Stored data:

:::::

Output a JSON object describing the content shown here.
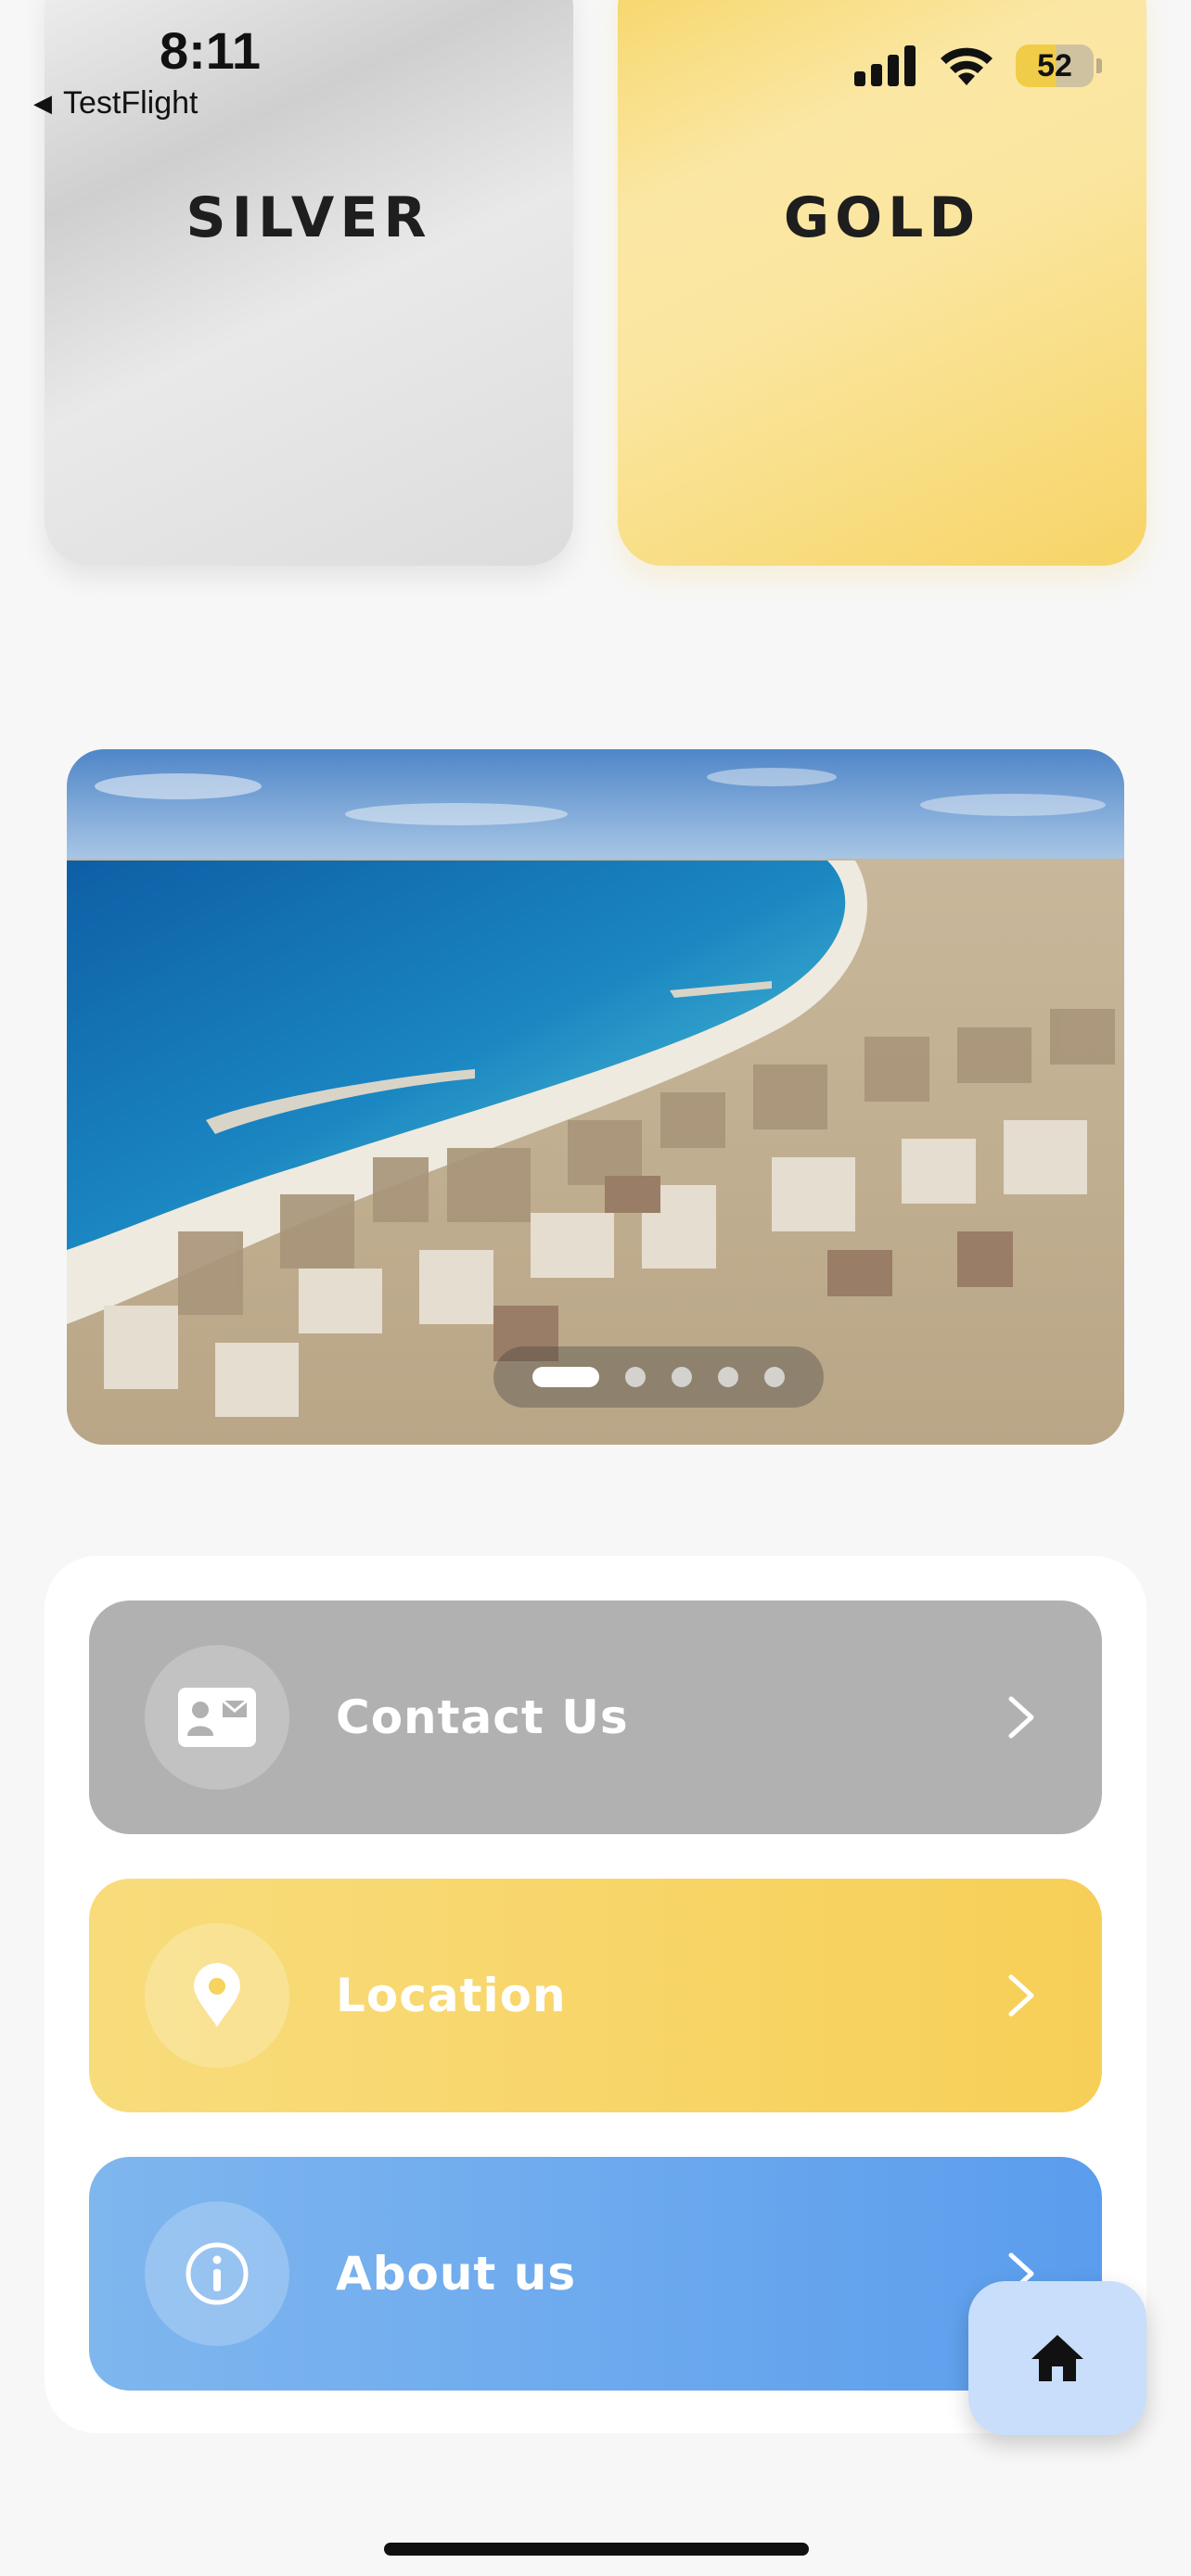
{
  "status_bar": {
    "time": "8:11",
    "back_app": "TestFlight",
    "battery": "52",
    "icons": [
      "cellular-signal-icon",
      "wifi-icon",
      "battery-icon"
    ]
  },
  "tiers": [
    {
      "label": "SILVER",
      "color": "#d6d6d6"
    },
    {
      "label": "GOLD",
      "color": "#f6d566"
    }
  ],
  "carousel": {
    "slide_count": 5,
    "active_index": 0
  },
  "menu": [
    {
      "label": "Contact Us",
      "icon": "contact-card-icon",
      "color": "#b1b1b1"
    },
    {
      "label": "Location",
      "icon": "location-pin-icon",
      "color": "#f7d35f"
    },
    {
      "label": "About us",
      "icon": "info-icon",
      "color": "#6aa7ee"
    }
  ],
  "fab": {
    "icon": "home-icon"
  }
}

:::::

GOAL:
What is needed is an exact reproduction of the data, pictures excluded.

PROBLEM SOLUTION:
Output a JSON object describing the content shown here.
{
  "status_bar": {
    "time": "8:11",
    "back_app": "TestFlight",
    "battery": "52",
    "icons": [
      "cellular-signal-icon",
      "wifi-icon",
      "battery-icon"
    ]
  },
  "tiers": [
    {
      "label": "SILVER",
      "color": "#d6d6d6"
    },
    {
      "label": "GOLD",
      "color": "#f6d566"
    }
  ],
  "carousel": {
    "slide_count": 5,
    "active_index": 0
  },
  "menu": [
    {
      "label": "Contact Us",
      "icon": "contact-card-icon",
      "color": "#b1b1b1"
    },
    {
      "label": "Location",
      "icon": "location-pin-icon",
      "color": "#f7d35f"
    },
    {
      "label": "About us",
      "icon": "info-icon",
      "color": "#6aa7ee"
    }
  ],
  "fab": {
    "icon": "home-icon"
  }
}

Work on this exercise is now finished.